Copy out all lines where "name" appears.

Figure contents as structured data
----------------

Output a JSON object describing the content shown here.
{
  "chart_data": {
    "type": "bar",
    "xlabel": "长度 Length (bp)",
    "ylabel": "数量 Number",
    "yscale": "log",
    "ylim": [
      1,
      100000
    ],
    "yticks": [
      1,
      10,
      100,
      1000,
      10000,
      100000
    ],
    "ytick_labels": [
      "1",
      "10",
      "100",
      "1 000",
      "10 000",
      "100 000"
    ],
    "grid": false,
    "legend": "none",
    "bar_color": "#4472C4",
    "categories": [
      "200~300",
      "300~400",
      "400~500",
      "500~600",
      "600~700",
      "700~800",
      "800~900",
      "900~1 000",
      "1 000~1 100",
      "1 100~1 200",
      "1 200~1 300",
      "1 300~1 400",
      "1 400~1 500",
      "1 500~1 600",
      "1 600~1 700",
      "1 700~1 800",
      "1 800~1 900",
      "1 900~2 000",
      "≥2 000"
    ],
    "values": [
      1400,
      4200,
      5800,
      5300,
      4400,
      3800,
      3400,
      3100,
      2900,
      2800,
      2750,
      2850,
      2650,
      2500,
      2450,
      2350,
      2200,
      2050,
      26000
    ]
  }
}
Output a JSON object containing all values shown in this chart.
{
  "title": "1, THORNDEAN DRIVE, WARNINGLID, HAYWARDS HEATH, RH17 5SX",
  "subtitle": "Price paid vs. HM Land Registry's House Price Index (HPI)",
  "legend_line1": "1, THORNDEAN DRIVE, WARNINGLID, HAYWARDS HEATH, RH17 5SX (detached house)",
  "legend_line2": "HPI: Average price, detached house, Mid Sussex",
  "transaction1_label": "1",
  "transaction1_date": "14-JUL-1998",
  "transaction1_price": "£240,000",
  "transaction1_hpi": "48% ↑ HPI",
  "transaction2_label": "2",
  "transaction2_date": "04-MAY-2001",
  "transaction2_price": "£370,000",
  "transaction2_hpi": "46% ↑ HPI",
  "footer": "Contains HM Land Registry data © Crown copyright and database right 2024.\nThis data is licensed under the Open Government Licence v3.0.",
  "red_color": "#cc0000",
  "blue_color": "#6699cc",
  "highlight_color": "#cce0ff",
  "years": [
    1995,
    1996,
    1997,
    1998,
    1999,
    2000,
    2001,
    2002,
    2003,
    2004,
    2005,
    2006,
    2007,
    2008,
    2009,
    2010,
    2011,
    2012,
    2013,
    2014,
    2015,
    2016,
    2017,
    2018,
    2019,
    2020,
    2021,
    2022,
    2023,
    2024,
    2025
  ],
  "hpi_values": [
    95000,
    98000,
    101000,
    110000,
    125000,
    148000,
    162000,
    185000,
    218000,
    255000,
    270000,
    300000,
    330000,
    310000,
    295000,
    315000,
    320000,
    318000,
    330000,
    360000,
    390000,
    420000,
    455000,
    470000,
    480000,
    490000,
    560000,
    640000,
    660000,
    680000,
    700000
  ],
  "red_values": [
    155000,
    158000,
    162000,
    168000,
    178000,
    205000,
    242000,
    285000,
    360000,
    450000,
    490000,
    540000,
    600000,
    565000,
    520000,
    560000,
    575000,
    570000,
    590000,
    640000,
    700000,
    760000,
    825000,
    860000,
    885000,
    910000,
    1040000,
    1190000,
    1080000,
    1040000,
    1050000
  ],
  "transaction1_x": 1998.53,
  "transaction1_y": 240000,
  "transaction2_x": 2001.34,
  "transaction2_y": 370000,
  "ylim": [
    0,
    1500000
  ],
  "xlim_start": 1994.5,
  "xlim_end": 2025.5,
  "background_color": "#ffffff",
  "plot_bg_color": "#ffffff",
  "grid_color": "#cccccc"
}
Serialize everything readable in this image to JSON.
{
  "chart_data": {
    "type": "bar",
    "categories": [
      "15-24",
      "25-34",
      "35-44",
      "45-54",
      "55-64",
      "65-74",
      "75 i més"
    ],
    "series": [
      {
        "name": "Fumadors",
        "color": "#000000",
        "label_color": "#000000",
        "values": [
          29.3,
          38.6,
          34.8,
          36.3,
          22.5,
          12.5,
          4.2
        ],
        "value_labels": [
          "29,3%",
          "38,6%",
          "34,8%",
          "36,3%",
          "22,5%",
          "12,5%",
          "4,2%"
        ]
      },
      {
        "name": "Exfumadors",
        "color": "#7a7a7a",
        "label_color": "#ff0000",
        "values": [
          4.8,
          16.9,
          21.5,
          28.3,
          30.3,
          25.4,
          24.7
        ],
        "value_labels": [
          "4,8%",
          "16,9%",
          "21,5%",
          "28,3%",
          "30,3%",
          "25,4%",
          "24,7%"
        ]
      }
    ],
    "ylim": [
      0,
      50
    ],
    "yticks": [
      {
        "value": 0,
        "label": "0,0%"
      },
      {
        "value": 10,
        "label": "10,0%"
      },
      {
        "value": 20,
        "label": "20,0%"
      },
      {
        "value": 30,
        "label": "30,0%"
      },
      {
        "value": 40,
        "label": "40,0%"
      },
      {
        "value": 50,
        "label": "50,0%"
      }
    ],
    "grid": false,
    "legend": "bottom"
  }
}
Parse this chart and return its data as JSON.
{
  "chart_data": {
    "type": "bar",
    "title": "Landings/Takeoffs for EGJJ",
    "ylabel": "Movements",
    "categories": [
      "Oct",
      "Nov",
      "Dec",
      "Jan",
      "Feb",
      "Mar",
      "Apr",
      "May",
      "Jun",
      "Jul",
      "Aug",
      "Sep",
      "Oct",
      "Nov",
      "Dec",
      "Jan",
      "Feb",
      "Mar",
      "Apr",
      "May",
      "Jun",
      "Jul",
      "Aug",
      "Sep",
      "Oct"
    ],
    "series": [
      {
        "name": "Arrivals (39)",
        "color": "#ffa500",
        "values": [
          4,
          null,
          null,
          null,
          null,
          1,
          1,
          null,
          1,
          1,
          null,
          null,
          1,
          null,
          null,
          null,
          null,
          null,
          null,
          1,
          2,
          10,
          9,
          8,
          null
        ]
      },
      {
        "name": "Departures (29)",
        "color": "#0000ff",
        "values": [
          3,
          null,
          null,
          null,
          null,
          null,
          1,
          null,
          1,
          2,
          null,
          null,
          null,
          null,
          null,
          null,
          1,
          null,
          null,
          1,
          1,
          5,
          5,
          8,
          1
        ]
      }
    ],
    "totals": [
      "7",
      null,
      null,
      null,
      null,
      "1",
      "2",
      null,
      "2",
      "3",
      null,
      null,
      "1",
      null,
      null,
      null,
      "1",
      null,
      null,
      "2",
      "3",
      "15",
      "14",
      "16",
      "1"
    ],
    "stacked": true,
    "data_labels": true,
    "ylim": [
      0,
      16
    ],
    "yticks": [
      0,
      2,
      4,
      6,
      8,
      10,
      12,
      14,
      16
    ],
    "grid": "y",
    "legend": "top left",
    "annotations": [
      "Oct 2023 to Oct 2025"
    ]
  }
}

----------------

▶ **Full solution**:
        "name": "Fumadors",
        "name": "Exfumadors",
        "name": "Arrivals (39)",
        "name": "Departures (29)",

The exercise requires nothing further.